Aim: Repeat the data word for word. Do not include the pictures.

Dataset excerpts:
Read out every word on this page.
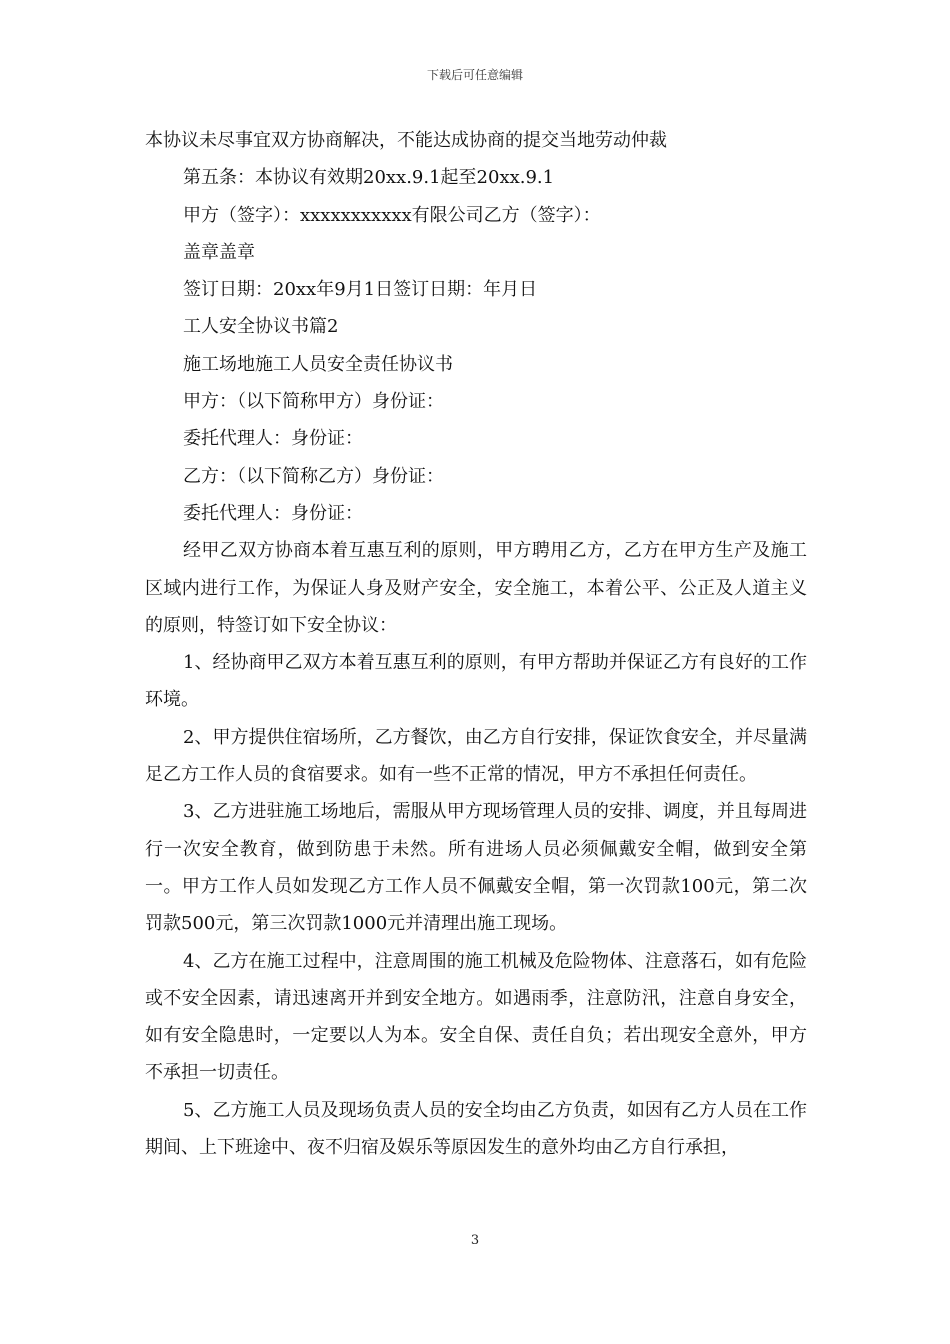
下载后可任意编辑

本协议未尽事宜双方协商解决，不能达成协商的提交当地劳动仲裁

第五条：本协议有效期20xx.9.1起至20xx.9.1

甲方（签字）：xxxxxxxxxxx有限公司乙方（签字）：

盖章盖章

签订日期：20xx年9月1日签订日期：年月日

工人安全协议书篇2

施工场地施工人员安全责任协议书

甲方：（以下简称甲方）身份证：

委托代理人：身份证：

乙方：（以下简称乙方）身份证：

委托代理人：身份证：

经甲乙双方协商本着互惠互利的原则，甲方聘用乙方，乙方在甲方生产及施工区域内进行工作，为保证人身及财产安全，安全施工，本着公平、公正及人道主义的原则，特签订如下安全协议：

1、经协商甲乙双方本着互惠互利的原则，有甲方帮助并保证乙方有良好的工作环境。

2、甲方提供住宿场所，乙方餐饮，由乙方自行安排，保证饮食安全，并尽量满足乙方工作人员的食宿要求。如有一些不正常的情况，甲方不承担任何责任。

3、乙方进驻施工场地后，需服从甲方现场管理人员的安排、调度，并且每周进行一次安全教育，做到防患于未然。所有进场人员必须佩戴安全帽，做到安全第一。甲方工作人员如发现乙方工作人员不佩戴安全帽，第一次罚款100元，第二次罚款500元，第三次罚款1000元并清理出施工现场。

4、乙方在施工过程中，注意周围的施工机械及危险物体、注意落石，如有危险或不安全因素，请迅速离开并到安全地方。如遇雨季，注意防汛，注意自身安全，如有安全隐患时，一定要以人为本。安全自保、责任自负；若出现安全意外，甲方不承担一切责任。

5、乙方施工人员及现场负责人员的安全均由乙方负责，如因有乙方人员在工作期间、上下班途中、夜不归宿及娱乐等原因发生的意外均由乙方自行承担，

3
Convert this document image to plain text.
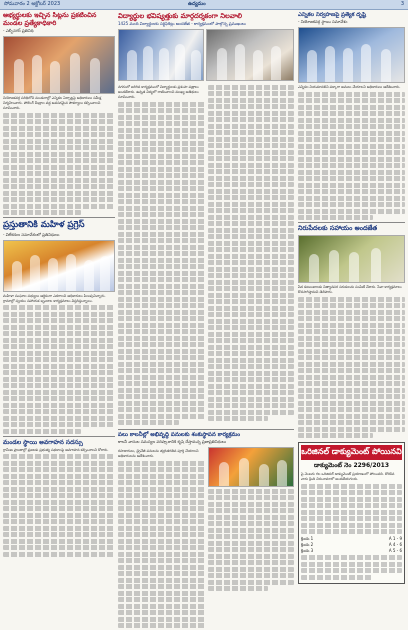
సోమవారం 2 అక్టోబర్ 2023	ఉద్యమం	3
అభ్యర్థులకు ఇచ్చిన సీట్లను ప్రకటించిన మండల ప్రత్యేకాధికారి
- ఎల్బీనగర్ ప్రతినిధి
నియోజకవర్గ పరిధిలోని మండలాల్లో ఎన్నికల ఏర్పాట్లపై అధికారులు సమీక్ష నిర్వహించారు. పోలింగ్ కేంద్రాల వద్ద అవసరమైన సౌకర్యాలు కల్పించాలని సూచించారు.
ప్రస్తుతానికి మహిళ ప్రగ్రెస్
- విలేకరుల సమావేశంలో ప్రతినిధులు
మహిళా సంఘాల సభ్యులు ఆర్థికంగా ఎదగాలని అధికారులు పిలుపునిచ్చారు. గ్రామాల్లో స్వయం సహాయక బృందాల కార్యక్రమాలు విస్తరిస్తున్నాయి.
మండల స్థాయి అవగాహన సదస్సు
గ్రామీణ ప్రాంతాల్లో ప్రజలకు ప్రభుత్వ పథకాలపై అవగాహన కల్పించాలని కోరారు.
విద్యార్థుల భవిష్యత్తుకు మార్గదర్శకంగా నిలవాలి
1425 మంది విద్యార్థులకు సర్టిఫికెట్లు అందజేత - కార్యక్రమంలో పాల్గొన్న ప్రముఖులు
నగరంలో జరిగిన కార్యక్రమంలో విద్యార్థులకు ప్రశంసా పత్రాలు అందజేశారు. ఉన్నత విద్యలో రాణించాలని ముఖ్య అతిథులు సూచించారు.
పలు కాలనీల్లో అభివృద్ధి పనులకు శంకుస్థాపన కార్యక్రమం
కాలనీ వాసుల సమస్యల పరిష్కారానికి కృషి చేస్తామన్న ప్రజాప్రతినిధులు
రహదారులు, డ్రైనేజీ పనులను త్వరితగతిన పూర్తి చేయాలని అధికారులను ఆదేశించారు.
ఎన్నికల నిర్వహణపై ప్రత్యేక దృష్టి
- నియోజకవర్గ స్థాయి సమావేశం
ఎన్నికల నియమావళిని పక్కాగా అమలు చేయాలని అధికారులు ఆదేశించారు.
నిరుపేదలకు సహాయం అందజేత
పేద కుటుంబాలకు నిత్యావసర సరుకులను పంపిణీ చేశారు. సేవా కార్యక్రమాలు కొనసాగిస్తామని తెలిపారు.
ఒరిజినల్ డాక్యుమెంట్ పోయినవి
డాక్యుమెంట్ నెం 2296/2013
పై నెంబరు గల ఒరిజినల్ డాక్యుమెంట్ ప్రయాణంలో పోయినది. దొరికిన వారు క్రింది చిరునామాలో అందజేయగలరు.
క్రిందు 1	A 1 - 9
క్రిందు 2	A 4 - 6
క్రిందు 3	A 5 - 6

Response for this exercise:
Read out every word on this page.
下载后可任意编辑

本协议未尽事宜双方协商解决，不能达成协商的提交当地劳动仲裁

第五条：本协议有效期20xx.9.1起至20xx.9.1

甲方（签字）：xxxxxxxxxxx有限公司乙方（签字）：

盖章盖章

签订日期：20xx年9月1日签订日期：年月日

工人安全协议书篇2

施工场地施工人员安全责任协议书

甲方：（以下简称甲方）身份证：

委托代理人：身份证：

乙方：（以下简称乙方）身份证：

委托代理人：身份证：

经甲乙双方协商本着互惠互利的原则，甲方聘用乙方，乙方在甲方生产及施工区域内进行工作，为保证人身及财产安全，安全施工，本着公平、公正及人道主义的原则，特签订如下安全协议：

1、经协商甲乙双方本着互惠互利的原则，有甲方帮助并保证乙方有良好的工作环境。

2、甲方提供住宿场所，乙方餐饮，由乙方自行安排，保证饮食安全，并尽量满足乙方工作人员的食宿要求。如有一些不正常的情况，甲方不承担任何责任。

3、乙方进驻施工场地后，需服从甲方现场管理人员的安排、调度，并且每周进行一次安全教育，做到防患于未然。所有进场人员必须佩戴安全帽，做到安全第一。甲方工作人员如发现乙方工作人员不佩戴安全帽，第一次罚款100元，第二次罚款500元，第三次罚款1000元并清理出施工现场。

4、乙方在施工过程中，注意周围的施工机械及危险物体、注意落石，如有危险或不安全因素，请迅速离开并到安全地方。如遇雨季，注意防汛，注意自身安全，如有安全隐患时，一定要以人为本。安全自保、责任自负；若出现安全意外，甲方不承担一切责任。

5、乙方施工人员及现场负责人员的安全均由乙方负责，如因有乙方人员在工作期间、上下班途中、夜不归宿及娱乐等原因发生的意外均由乙方自行承担，

3
Convert this document image to plain text.
సోమవారం 2 అక్టోబర్ 2023	ఉద్యమం	3
అభ్యర్థులకు ఇచ్చిన సీట్లను ప్రకటించిన మండల ప్రత్యేకాధికారి
- ఎల్బీనగర్ ప్రతినిధి
నియోజకవర్గ పరిధిలోని మండలాల్లో ఎన్నికల ఏర్పాట్లపై అధికారులు సమీక్ష నిర్వహించారు. పోలింగ్ కేంద్రాల వద్ద అవసరమైన సౌకర్యాలు కల్పించాలని సూచించారు.
ప్రస్తుతానికి మహిళ ప్రగ్రెస్
- విలేకరుల సమావేశంలో ప్రతినిధులు
మహిళా సంఘాల సభ్యులు ఆర్థికంగా ఎదగాలని అధికారులు పిలుపునిచ్చారు. గ్రామాల్లో స్వయం సహాయక బృందాల కార్యక్రమాలు విస్తరిస్తున్నాయి.
మండల స్థాయి అవగాహన సదస్సు
గ్రామీణ ప్రాంతాల్లో ప్రజలకు ప్రభుత్వ పథకాలపై అవగాహన కల్పించాలని కోరారు.
విద్యార్థుల భవిష్యత్తుకు మార్గదర్శకంగా నిలవాలి
1425 మంది విద్యార్థులకు సర్టిఫికెట్లు అందజేత - కార్యక్రమంలో పాల్గొన్న ప్రముఖులు
నగరంలో జరిగిన కార్యక్రమంలో విద్యార్థులకు ప్రశంసా పత్రాలు అందజేశారు. ఉన్నత విద్యలో రాణించాలని ముఖ్య అతిథులు సూచించారు.
పలు కాలనీల్లో అభివృద్ధి పనులకు శంకుస్థాపన కార్యక్రమం
కాలనీ వాసుల సమస్యల పరిష్కారానికి కృషి చేస్తామన్న ప్రజాప్రతినిధులు
రహదారులు, డ్రైనేజీ పనులను త్వరితగతిన పూర్తి చేయాలని అధికారులను ఆదేశించారు.
ఎన్నికల నిర్వహణపై ప్రత్యేక దృష్టి
- నియోజకవర్గ స్థాయి సమావేశం
ఎన్నికల నియమావళిని పక్కాగా అమలు చేయాలని అధికారులు ఆదేశించారు.
నిరుపేదలకు సహాయం అందజేత
పేద కుటుంబాలకు నిత్యావసర సరుకులను పంపిణీ చేశారు. సేవా కార్యక్రమాలు కొనసాగిస్తామని తెలిపారు.
ఒరిజినల్ డాక్యుమెంట్ పోయినవి
డాక్యుమెంట్ నెం 2296/2013
పై నెంబరు గల ఒరిజినల్ డాక్యుమెంట్ ప్రయాణంలో పోయినది. దొరికిన వారు క్రింది చిరునామాలో అందజేయగలరు.
క్రిందు 1	A 1 - 9
క్రిందు 2	A 4 - 6
క్రిందు 3	A 5 - 6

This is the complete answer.